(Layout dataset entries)
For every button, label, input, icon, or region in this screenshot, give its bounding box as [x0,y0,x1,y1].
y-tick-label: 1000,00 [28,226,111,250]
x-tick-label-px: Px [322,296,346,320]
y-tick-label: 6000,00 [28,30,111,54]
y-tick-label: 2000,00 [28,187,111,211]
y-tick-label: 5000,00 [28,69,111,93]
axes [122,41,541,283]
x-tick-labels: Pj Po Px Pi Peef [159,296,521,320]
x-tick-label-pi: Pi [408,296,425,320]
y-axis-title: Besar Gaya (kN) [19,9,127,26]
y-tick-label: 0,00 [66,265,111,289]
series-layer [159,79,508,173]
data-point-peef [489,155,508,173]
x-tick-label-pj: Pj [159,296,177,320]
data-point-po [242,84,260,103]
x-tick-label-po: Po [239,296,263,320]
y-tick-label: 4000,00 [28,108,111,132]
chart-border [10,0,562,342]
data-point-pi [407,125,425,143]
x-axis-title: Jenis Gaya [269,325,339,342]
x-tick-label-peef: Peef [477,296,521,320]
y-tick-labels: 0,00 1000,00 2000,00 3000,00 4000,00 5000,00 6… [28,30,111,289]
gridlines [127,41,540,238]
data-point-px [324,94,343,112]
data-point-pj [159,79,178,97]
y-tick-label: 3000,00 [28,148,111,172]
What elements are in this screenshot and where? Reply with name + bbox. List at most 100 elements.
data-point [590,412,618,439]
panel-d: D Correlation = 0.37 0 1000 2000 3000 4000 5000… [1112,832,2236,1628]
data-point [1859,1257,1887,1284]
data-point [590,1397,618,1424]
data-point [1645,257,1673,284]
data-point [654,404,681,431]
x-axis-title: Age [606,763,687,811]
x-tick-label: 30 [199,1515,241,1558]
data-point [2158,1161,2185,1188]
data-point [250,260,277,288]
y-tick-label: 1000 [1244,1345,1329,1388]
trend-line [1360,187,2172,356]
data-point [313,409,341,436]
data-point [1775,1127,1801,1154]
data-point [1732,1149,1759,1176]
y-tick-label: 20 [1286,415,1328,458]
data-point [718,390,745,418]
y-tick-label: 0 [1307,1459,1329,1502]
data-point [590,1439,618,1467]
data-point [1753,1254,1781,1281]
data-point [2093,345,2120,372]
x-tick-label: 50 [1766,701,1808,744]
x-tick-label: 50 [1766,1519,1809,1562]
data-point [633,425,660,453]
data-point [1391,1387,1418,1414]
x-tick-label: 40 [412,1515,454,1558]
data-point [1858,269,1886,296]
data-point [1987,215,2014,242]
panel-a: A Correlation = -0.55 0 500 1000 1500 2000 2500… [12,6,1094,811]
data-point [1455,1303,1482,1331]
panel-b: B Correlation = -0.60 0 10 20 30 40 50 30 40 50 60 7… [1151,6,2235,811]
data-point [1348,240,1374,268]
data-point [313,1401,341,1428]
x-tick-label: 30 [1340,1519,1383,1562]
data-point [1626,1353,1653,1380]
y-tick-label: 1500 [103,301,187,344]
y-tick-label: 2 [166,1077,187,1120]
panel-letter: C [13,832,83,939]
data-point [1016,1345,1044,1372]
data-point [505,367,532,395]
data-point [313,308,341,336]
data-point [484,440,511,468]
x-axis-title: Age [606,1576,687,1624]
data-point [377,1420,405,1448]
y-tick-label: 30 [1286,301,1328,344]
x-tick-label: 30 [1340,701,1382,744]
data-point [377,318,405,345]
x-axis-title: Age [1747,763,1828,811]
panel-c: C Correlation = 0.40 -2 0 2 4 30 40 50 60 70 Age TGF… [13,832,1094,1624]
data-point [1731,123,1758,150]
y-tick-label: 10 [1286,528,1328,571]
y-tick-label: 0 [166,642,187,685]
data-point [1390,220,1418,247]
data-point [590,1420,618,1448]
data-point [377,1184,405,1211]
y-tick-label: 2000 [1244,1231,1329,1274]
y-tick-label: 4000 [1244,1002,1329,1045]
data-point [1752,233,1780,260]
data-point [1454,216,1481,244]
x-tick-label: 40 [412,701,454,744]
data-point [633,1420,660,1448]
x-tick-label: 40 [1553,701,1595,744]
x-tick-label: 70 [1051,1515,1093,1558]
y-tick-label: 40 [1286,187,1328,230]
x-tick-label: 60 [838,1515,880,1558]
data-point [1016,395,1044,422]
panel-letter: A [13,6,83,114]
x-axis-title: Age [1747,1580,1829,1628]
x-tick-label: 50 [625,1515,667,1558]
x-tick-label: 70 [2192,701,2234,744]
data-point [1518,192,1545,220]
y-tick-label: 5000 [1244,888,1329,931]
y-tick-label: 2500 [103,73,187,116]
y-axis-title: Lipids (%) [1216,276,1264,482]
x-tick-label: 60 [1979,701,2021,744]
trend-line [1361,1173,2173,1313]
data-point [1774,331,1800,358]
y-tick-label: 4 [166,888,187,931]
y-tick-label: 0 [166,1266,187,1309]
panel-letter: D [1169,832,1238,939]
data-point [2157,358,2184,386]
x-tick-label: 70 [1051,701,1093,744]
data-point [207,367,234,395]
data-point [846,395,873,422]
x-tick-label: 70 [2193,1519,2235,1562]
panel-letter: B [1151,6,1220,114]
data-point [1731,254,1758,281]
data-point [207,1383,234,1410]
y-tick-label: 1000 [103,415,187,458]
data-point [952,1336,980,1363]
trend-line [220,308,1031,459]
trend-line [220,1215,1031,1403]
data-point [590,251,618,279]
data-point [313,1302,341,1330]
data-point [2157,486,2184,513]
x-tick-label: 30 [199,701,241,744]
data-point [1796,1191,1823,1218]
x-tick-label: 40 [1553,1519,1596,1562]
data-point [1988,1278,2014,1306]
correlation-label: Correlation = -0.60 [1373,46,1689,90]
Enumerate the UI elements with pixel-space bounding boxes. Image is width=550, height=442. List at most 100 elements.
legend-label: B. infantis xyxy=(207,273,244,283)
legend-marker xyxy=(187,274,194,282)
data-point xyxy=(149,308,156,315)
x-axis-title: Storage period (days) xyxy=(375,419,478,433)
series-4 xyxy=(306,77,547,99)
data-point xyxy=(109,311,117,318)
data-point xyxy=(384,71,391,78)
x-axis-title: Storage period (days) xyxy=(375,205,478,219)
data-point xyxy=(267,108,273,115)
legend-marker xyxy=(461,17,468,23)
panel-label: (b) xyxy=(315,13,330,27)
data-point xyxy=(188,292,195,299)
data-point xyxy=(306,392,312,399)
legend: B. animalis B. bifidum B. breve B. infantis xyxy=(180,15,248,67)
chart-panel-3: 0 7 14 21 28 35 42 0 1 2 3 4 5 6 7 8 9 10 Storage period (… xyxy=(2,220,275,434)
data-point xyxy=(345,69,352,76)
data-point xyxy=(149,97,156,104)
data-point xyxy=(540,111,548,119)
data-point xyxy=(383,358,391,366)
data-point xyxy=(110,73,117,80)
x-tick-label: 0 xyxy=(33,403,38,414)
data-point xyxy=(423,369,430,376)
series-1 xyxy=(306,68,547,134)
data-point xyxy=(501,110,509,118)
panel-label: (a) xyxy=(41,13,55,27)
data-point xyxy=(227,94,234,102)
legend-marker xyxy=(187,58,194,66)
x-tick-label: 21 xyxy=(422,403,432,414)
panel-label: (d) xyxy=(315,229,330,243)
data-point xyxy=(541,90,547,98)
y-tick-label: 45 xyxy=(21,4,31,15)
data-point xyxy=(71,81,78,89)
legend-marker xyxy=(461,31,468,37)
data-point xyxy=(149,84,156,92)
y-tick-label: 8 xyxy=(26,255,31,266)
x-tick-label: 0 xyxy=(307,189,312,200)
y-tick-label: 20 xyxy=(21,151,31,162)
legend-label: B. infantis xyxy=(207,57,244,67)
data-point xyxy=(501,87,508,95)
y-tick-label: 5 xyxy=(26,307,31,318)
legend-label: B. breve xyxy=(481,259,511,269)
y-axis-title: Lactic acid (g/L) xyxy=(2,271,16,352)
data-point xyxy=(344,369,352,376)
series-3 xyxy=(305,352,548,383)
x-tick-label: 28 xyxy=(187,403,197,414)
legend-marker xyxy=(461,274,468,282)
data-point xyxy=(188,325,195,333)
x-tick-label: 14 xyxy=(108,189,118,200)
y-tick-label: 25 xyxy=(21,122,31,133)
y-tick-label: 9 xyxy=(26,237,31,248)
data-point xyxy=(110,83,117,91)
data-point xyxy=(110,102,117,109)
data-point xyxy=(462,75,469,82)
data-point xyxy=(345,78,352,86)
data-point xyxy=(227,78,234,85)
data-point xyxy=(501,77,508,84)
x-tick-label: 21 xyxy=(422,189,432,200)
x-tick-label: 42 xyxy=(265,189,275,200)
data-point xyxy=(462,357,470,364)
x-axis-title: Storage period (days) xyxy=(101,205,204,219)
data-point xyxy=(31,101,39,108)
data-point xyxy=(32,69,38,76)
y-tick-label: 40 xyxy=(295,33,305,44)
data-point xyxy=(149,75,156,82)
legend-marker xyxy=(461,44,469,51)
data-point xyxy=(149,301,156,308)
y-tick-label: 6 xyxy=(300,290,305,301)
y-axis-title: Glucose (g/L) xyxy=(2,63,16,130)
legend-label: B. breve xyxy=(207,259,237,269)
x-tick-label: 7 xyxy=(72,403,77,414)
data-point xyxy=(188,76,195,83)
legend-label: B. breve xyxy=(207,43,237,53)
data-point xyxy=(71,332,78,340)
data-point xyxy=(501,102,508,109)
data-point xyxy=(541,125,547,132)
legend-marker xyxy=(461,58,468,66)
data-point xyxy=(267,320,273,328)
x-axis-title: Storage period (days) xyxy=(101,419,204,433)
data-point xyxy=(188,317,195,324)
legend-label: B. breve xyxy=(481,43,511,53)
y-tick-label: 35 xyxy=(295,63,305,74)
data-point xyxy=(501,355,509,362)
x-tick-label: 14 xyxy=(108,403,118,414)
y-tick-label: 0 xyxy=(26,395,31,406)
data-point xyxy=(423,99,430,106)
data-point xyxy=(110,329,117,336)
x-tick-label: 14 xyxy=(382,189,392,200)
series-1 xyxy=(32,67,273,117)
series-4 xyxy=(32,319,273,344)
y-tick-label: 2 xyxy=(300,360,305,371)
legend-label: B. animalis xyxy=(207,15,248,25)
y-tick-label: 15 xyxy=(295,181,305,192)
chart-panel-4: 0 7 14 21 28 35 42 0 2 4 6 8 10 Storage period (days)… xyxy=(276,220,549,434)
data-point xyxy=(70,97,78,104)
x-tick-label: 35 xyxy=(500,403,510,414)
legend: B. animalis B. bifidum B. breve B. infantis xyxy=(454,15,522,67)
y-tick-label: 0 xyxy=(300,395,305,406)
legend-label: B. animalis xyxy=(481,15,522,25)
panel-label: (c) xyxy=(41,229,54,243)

| Task prompt |
Copy the records verbatim, starting from the very beginning and ending with the line that contains "data-point [1348,240,1374,268]".

| Solution to this exercise |
For every button, label, input, icon, or region in this screenshot, give its bounding box as [x0,y0,x1,y1].
y-tick-label: 1000,00 [28,226,111,250]
x-tick-label-px: Px [322,296,346,320]
y-tick-label: 6000,00 [28,30,111,54]
y-tick-label: 2000,00 [28,187,111,211]
y-tick-label: 5000,00 [28,69,111,93]
axes [122,41,541,283]
x-tick-labels: Pj Po Px Pi Peef [159,296,521,320]
x-tick-label-pi: Pi [408,296,425,320]
y-axis-title: Besar Gaya (kN) [19,9,127,26]
y-tick-label: 0,00 [66,265,111,289]
series-layer [159,79,508,173]
data-point-peef [489,155,508,173]
x-tick-label-pj: Pj [159,296,177,320]
data-point-po [242,84,260,103]
x-tick-label-po: Po [239,296,263,320]
y-tick-label: 4000,00 [28,108,111,132]
chart-border [10,0,562,342]
data-point-pi [407,125,425,143]
x-axis-title: Jenis Gaya [269,325,339,342]
x-tick-label-peef: Peef [477,296,521,320]
y-tick-labels: 0,00 1000,00 2000,00 3000,00 4000,00 5000,00 6… [28,30,111,289]
gridlines [127,41,540,238]
data-point-px [324,94,343,112]
data-point-pj [159,79,178,97]
y-tick-label: 3000,00 [28,148,111,172]
What elements are in this screenshot and where? Reply with name + bbox. List at most 100 elements.
data-point [590,412,618,439]
panel-d: D Correlation = 0.37 0 1000 2000 3000 4000 5000… [1112,832,2236,1628]
data-point [1859,1257,1887,1284]
data-point [590,1397,618,1424]
data-point [1645,257,1673,284]
data-point [654,404,681,431]
x-axis-title: Age [606,763,687,811]
x-tick-label: 30 [199,1515,241,1558]
data-point [2158,1161,2185,1188]
data-point [250,260,277,288]
y-tick-label: 1000 [1244,1345,1329,1388]
trend-line [1360,187,2172,356]
data-point [313,409,341,436]
data-point [1775,1127,1801,1154]
data-point [1732,1149,1759,1176]
y-tick-label: 20 [1286,415,1328,458]
data-point [718,390,745,418]
y-tick-label: 0 [1307,1459,1329,1502]
data-point [590,1439,618,1467]
data-point [1753,1254,1781,1281]
data-point [2093,345,2120,372]
x-tick-label: 50 [1766,701,1808,744]
x-tick-label: 50 [1766,1519,1809,1562]
data-point [633,425,660,453]
data-point [1391,1387,1418,1414]
x-tick-label: 40 [412,1515,454,1558]
data-point [1858,269,1886,296]
data-point [1987,215,2014,242]
panel-a: A Correlation = -0.55 0 500 1000 1500 2000 2500… [12,6,1094,811]
data-point [1455,1303,1482,1331]
panel-b: B Correlation = -0.60 0 10 20 30 40 50 30 40 50 60 7… [1151,6,2235,811]
data-point [1348,240,1374,268]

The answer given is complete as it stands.